> Request
Consider the records below. How many of their lines include the word "трансферты"? State the number and nothing else.

> Dataset entries
════════

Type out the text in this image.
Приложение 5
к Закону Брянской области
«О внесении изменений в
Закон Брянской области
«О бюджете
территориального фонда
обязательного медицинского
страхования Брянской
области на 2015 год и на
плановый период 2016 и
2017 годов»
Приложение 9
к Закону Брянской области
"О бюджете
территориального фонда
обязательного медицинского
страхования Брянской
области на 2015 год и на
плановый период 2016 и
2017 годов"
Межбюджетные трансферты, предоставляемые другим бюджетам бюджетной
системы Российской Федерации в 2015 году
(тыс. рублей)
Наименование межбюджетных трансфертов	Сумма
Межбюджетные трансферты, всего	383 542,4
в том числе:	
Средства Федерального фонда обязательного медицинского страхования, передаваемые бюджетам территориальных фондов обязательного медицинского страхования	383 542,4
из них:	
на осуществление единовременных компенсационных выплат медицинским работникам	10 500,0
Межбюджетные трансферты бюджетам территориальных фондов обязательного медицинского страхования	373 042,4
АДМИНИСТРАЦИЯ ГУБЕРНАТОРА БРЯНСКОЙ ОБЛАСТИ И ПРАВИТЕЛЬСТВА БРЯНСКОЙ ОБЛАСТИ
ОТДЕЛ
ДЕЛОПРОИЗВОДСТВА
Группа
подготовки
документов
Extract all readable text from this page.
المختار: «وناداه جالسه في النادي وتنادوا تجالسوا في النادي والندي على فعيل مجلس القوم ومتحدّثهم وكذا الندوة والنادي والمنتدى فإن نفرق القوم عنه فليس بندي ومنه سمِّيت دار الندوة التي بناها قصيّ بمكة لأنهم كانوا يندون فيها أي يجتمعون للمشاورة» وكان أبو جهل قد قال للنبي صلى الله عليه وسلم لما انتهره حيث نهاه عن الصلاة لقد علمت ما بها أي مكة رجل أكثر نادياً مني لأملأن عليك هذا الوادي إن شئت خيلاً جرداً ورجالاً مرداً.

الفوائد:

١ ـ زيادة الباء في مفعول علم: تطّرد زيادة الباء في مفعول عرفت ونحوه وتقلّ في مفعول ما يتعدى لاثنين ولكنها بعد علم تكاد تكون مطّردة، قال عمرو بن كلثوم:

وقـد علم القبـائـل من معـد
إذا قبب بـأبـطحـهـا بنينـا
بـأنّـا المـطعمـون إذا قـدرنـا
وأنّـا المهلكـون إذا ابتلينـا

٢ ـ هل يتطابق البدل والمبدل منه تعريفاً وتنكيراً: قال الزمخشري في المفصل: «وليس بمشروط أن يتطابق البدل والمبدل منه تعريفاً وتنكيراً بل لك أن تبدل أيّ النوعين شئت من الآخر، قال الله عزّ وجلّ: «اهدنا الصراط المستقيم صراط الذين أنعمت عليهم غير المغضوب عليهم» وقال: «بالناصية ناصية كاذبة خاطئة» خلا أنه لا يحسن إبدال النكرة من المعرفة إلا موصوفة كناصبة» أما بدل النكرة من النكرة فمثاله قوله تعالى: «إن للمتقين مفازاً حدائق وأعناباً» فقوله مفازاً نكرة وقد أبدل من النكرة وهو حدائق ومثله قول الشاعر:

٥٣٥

════════

> Solution to the exercise
3